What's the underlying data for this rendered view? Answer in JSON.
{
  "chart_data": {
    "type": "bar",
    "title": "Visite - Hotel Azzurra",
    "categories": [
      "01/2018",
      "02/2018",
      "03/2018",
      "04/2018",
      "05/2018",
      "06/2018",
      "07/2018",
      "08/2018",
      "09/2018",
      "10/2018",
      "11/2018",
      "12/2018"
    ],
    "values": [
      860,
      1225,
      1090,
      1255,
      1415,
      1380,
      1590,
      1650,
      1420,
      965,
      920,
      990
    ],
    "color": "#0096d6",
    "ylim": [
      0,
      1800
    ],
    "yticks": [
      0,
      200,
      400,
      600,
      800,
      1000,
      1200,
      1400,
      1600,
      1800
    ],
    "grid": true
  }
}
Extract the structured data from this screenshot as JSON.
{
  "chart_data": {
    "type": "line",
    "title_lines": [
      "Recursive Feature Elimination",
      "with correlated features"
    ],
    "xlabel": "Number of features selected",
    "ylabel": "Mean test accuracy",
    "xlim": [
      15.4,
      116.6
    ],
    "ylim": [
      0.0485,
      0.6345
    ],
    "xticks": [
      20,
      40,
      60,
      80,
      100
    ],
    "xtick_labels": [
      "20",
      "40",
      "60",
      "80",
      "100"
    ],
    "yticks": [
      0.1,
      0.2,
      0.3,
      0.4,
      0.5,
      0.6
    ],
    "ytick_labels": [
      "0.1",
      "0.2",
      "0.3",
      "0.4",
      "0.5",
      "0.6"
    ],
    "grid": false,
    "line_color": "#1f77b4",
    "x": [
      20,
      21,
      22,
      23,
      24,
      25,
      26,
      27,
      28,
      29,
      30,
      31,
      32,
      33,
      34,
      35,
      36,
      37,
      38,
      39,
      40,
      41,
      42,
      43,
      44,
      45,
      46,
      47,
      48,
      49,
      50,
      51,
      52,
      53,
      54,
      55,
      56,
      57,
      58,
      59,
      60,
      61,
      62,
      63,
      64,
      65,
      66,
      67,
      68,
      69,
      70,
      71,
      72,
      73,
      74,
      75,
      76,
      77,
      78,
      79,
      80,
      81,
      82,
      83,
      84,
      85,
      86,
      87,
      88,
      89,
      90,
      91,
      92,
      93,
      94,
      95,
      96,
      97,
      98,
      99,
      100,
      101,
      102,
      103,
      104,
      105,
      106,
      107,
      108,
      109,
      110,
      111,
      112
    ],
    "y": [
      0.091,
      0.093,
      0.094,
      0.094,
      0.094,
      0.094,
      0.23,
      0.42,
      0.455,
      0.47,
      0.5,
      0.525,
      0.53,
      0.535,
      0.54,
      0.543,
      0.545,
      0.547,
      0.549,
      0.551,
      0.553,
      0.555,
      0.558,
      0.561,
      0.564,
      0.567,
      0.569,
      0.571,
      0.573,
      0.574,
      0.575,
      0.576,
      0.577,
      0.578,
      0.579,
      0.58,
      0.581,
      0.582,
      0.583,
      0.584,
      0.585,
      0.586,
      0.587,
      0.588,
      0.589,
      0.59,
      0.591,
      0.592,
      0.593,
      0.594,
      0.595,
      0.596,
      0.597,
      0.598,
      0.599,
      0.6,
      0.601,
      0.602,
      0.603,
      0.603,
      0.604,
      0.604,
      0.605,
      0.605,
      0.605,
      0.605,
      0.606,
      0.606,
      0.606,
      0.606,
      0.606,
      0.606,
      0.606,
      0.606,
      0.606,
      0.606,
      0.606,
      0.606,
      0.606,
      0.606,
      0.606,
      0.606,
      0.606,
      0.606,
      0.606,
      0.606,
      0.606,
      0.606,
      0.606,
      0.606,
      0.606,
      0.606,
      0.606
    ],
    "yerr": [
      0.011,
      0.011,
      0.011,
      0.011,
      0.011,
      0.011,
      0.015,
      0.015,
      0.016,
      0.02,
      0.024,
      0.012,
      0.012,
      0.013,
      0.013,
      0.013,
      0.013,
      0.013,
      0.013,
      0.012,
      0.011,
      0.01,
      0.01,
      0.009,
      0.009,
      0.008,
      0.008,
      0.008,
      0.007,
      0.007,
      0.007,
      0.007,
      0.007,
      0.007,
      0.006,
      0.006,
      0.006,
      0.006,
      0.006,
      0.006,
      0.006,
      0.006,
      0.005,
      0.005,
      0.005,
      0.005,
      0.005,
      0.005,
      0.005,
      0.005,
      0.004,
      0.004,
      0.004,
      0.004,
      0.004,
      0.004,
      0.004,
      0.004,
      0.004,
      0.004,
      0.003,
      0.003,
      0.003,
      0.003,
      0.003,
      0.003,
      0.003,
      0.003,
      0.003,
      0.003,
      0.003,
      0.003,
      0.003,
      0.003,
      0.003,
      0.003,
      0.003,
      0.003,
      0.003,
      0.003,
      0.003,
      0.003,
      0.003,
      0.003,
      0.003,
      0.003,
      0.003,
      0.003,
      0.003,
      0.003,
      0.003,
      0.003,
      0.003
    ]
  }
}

|---|

EXERCISE GOAL:
Only a number is wanted here: how many lines in the data above include the string "JSON"?

SOLUTION FOR THIS TASK:
2